### SUPPLIED RECORDS
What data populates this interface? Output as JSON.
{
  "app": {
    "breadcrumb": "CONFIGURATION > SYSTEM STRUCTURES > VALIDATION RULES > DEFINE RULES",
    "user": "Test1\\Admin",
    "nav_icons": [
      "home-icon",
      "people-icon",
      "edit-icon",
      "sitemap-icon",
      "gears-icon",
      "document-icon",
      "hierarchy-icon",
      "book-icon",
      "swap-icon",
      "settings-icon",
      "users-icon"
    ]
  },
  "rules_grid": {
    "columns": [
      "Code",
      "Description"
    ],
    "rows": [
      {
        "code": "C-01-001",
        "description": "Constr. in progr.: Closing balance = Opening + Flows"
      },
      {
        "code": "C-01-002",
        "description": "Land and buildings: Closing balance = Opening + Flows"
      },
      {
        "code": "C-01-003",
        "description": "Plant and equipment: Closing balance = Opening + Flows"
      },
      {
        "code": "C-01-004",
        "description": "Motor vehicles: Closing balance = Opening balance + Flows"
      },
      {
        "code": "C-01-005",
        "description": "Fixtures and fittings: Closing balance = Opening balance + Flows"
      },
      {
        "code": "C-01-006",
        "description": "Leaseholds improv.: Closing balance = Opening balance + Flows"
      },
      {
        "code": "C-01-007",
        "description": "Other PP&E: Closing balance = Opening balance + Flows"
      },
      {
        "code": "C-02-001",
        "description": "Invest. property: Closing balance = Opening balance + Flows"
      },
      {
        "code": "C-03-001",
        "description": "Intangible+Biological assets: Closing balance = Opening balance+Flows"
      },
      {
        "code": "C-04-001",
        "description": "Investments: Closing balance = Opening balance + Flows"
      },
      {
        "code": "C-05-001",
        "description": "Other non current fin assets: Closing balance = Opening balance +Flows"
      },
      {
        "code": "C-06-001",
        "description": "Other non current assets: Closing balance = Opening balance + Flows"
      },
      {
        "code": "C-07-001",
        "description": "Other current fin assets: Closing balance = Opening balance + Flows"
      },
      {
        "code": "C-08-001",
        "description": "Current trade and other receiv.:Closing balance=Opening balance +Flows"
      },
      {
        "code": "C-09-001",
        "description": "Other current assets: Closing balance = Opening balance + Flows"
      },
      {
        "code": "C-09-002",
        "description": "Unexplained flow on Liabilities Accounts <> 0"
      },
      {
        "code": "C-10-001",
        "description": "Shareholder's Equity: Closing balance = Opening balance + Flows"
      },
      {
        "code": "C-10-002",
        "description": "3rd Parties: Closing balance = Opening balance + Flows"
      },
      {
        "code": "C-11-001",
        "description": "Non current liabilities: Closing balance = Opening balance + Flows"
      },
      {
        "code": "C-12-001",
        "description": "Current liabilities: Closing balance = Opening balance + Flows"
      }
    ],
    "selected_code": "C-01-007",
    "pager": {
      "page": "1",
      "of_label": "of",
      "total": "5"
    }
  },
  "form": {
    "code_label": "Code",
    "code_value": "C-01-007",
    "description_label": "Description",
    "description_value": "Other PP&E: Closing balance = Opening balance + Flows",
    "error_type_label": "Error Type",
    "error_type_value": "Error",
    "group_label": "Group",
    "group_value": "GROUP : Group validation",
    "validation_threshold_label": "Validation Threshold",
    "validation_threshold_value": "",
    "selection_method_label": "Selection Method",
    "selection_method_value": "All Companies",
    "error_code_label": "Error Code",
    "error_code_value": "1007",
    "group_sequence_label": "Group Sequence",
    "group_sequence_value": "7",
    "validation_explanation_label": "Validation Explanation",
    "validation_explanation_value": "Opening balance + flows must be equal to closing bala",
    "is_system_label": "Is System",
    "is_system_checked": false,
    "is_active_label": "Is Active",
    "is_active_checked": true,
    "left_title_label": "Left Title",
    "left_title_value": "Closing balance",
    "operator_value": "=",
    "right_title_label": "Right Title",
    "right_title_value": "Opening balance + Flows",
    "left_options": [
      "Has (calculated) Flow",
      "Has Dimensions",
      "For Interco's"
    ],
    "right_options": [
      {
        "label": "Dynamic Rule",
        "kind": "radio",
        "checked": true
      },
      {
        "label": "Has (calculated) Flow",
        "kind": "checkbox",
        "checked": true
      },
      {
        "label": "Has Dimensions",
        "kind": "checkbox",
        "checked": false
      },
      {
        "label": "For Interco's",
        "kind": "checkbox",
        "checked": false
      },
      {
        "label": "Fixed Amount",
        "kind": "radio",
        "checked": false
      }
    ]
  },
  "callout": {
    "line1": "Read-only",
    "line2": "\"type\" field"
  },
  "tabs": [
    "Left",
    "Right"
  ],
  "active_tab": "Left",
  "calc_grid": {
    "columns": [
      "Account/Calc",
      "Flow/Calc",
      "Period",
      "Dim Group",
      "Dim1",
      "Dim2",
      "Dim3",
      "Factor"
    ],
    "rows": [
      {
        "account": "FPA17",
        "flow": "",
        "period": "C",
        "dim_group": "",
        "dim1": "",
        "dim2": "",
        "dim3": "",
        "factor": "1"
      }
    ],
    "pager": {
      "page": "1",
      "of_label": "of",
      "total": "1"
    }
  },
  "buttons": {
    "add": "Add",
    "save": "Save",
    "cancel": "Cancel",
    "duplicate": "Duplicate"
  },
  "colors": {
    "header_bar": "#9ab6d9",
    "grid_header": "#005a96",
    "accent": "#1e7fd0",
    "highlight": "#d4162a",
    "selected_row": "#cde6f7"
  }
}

### CHALLENGE
Extract the full listing above without alteration.

### THE ANSWER
What data populates this interface? Output as JSON.
{
  "app": {
    "breadcrumb": "CONFIGURATION > SYSTEM STRUCTURES > VALIDATION RULES > DEFINE RULES",
    "user": "Test1\\Admin",
    "nav_icons": [
      "home-icon",
      "people-icon",
      "edit-icon",
      "sitemap-icon",
      "gears-icon",
      "document-icon",
      "hierarchy-icon",
      "book-icon",
      "swap-icon",
      "settings-icon",
      "users-icon"
    ]
  },
  "rules_grid": {
    "columns": [
      "Code",
      "Description"
    ],
    "rows": [
      {
        "code": "C-01-001",
        "description": "Constr. in progr.: Closing balance = Opening + Flows"
      },
      {
        "code": "C-01-002",
        "description": "Land and buildings: Closing balance = Opening + Flows"
      },
      {
        "code": "C-01-003",
        "description": "Plant and equipment: Closing balance = Opening + Flows"
      },
      {
        "code": "C-01-004",
        "description": "Motor vehicles: Closing balance = Opening balance + Flows"
      },
      {
        "code": "C-01-005",
        "description": "Fixtures and fittings: Closing balance = Opening balance + Flows"
      },
      {
        "code": "C-01-006",
        "description": "Leaseholds improv.: Closing balance = Opening balance + Flows"
      },
      {
        "code": "C-01-007",
        "description": "Other PP&E: Closing balance = Opening balance + Flows"
      },
      {
        "code": "C-02-001",
        "description": "Invest. property: Closing balance = Opening balance + Flows"
      },
      {
        "code": "C-03-001",
        "description": "Intangible+Biological assets: Closing balance = Opening balance+Flows"
      },
      {
        "code": "C-04-001",
        "description": "Investments: Closing balance = Opening balance + Flows"
      },
      {
        "code": "C-05-001",
        "description": "Other non current fin assets: Closing balance = Opening balance +Flows"
      },
      {
        "code": "C-06-001",
        "description": "Other non current assets: Closing balance = Opening balance + Flows"
      },
      {
        "code": "C-07-001",
        "description": "Other current fin assets: Closing balance = Opening balance + Flows"
      },
      {
        "code": "C-08-001",
        "description": "Current trade and other receiv.:Closing balance=Opening balance +Flows"
      },
      {
        "code": "C-09-001",
        "description": "Other current assets: Closing balance = Opening balance + Flows"
      },
      {
        "code": "C-09-002",
        "description": "Unexplained flow on Liabilities Accounts <> 0"
      },
      {
        "code": "C-10-001",
        "description": "Shareholder's Equity: Closing balance = Opening balance + Flows"
      },
      {
        "code": "C-10-002",
        "description": "3rd Parties: Closing balance = Opening balance + Flows"
      },
      {
        "code": "C-11-001",
        "description": "Non current liabilities: Closing balance = Opening balance + Flows"
      },
      {
        "code": "C-12-001",
        "description": "Current liabilities: Closing balance = Opening balance + Flows"
      }
    ],
    "selected_code": "C-01-007",
    "pager": {
      "page": "1",
      "of_label": "of",
      "total": "5"
    }
  },
  "form": {
    "code_label": "Code",
    "code_value": "C-01-007",
    "description_label": "Description",
    "description_value": "Other PP&E: Closing balance = Opening balance + Flows",
    "error_type_label": "Error Type",
    "error_type_value": "Error",
    "group_label": "Group",
    "group_value": "GROUP : Group validation",
    "validation_threshold_label": "Validation Threshold",
    "validation_threshold_value": "",
    "selection_method_label": "Selection Method",
    "selection_method_value": "All Companies",
    "error_code_label": "Error Code",
    "error_code_value": "1007",
    "group_sequence_label": "Group Sequence",
    "group_sequence_value": "7",
    "validation_explanation_label": "Validation Explanation",
    "validation_explanation_value": "Opening balance + flows must be equal to closing bala",
    "is_system_label": "Is System",
    "is_system_checked": false,
    "is_active_label": "Is Active",
    "is_active_checked": true,
    "left_title_label": "Left Title",
    "left_title_value": "Closing balance",
    "operator_value": "=",
    "right_title_label": "Right Title",
    "right_title_value": "Opening balance + Flows",
    "left_options": [
      "Has (calculated) Flow",
      "Has Dimensions",
      "For Interco's"
    ],
    "right_options": [
      {
        "label": "Dynamic Rule",
        "kind": "radio",
        "checked": true
      },
      {
        "label": "Has (calculated) Flow",
        "kind": "checkbox",
        "checked": true
      },
      {
        "label": "Has Dimensions",
        "kind": "checkbox",
        "checked": false
      },
      {
        "label": "For Interco's",
        "kind": "checkbox",
        "checked": false
      },
      {
        "label": "Fixed Amount",
        "kind": "radio",
        "checked": false
      }
    ]
  },
  "callout": {
    "line1": "Read-only",
    "line2": "\"type\" field"
  },
  "tabs": [
    "Left",
    "Right"
  ],
  "active_tab": "Left",
  "calc_grid": {
    "columns": [
      "Account/Calc",
      "Flow/Calc",
      "Period",
      "Dim Group",
      "Dim1",
      "Dim2",
      "Dim3",
      "Factor"
    ],
    "rows": [
      {
        "account": "FPA17",
        "flow": "",
        "period": "C",
        "dim_group": "",
        "dim1": "",
        "dim2": "",
        "dim3": "",
        "factor": "1"
      }
    ],
    "pager": {
      "page": "1",
      "of_label": "of",
      "total": "1"
    }
  },
  "buttons": {
    "add": "Add",
    "save": "Save",
    "cancel": "Cancel",
    "duplicate": "Duplicate"
  },
  "colors": {
    "header_bar": "#9ab6d9",
    "grid_header": "#005a96",
    "accent": "#1e7fd0",
    "highlight": "#d4162a",
    "selected_row": "#cde6f7"
  }
}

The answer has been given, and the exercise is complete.